== Data for this exercise
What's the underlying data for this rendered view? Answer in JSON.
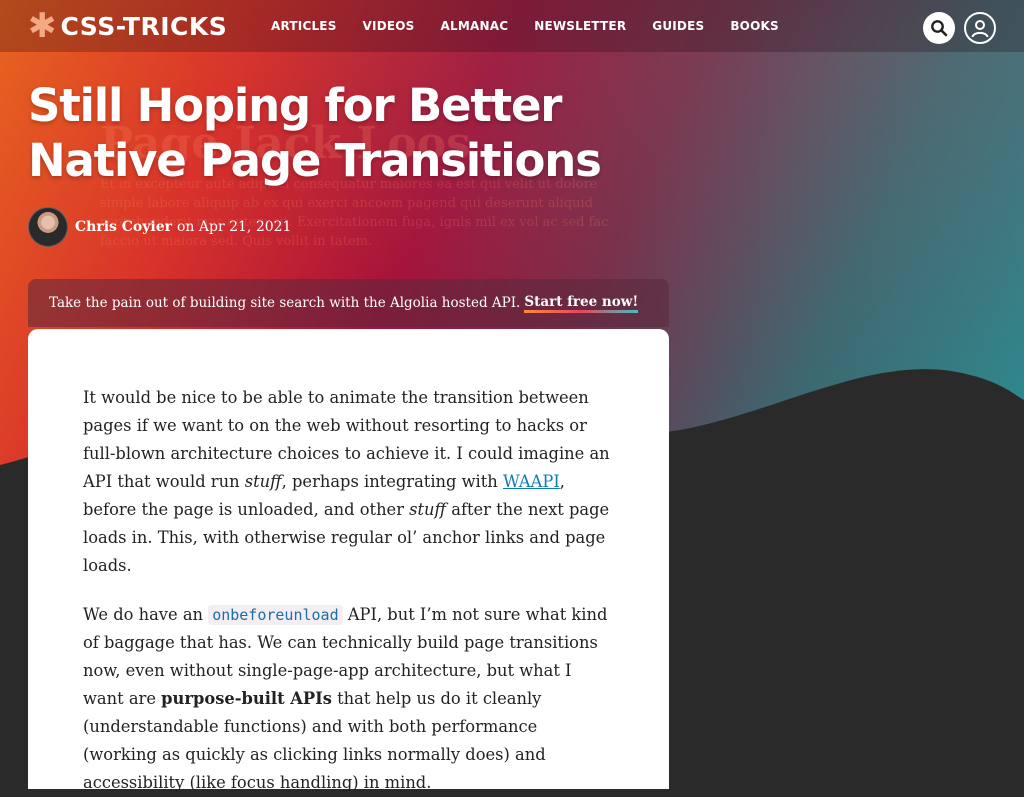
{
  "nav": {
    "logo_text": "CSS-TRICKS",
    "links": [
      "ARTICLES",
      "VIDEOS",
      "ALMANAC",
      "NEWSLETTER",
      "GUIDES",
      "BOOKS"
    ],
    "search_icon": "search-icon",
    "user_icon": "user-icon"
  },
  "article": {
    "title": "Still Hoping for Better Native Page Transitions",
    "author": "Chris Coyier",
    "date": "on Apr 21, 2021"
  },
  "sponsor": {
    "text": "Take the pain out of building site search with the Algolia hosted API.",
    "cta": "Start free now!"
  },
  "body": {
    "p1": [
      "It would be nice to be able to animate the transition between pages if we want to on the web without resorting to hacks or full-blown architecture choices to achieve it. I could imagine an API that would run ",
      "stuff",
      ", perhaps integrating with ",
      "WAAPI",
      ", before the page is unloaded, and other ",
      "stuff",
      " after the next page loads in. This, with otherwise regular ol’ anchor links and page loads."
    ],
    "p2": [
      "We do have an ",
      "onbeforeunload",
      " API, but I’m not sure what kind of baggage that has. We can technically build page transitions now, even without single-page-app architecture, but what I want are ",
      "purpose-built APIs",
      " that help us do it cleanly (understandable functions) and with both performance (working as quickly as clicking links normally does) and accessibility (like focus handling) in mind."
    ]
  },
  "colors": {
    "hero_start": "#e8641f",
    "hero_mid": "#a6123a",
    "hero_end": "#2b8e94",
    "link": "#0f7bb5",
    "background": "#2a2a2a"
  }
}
====
__What the exercise asks__. Transcribe all the records above word for word, without their images.

__Full response__.
What's the underlying data for this rendered view? Answer in JSON.
{
  "nav": {
    "logo_text": "CSS-TRICKS",
    "links": [
      "ARTICLES",
      "VIDEOS",
      "ALMANAC",
      "NEWSLETTER",
      "GUIDES",
      "BOOKS"
    ],
    "search_icon": "search-icon",
    "user_icon": "user-icon"
  },
  "article": {
    "title": "Still Hoping for Better Native Page Transitions",
    "author": "Chris Coyier",
    "date": "on Apr 21, 2021"
  },
  "sponsor": {
    "text": "Take the pain out of building site search with the Algolia hosted API.",
    "cta": "Start free now!"
  },
  "body": {
    "p1": [
      "It would be nice to be able to animate the transition between pages if we want to on the web without resorting to hacks or full-blown architecture choices to achieve it. I could imagine an API that would run ",
      "stuff",
      ", perhaps integrating with ",
      "WAAPI",
      ", before the page is unloaded, and other ",
      "stuff",
      " after the next page loads in. This, with otherwise regular ol’ anchor links and page loads."
    ],
    "p2": [
      "We do have an ",
      "onbeforeunload",
      " API, but I’m not sure what kind of baggage that has. We can technically build page transitions now, even without single-page-app architecture, but what I want are ",
      "purpose-built APIs",
      " that help us do it cleanly (understandable functions) and with both performance (working as quickly as clicking links normally does) and accessibility (like focus handling) in mind."
    ]
  },
  "colors": {
    "hero_start": "#e8641f",
    "hero_mid": "#a6123a",
    "hero_end": "#2b8e94",
    "link": "#0f7bb5",
    "background": "#2a2a2a"
  }
}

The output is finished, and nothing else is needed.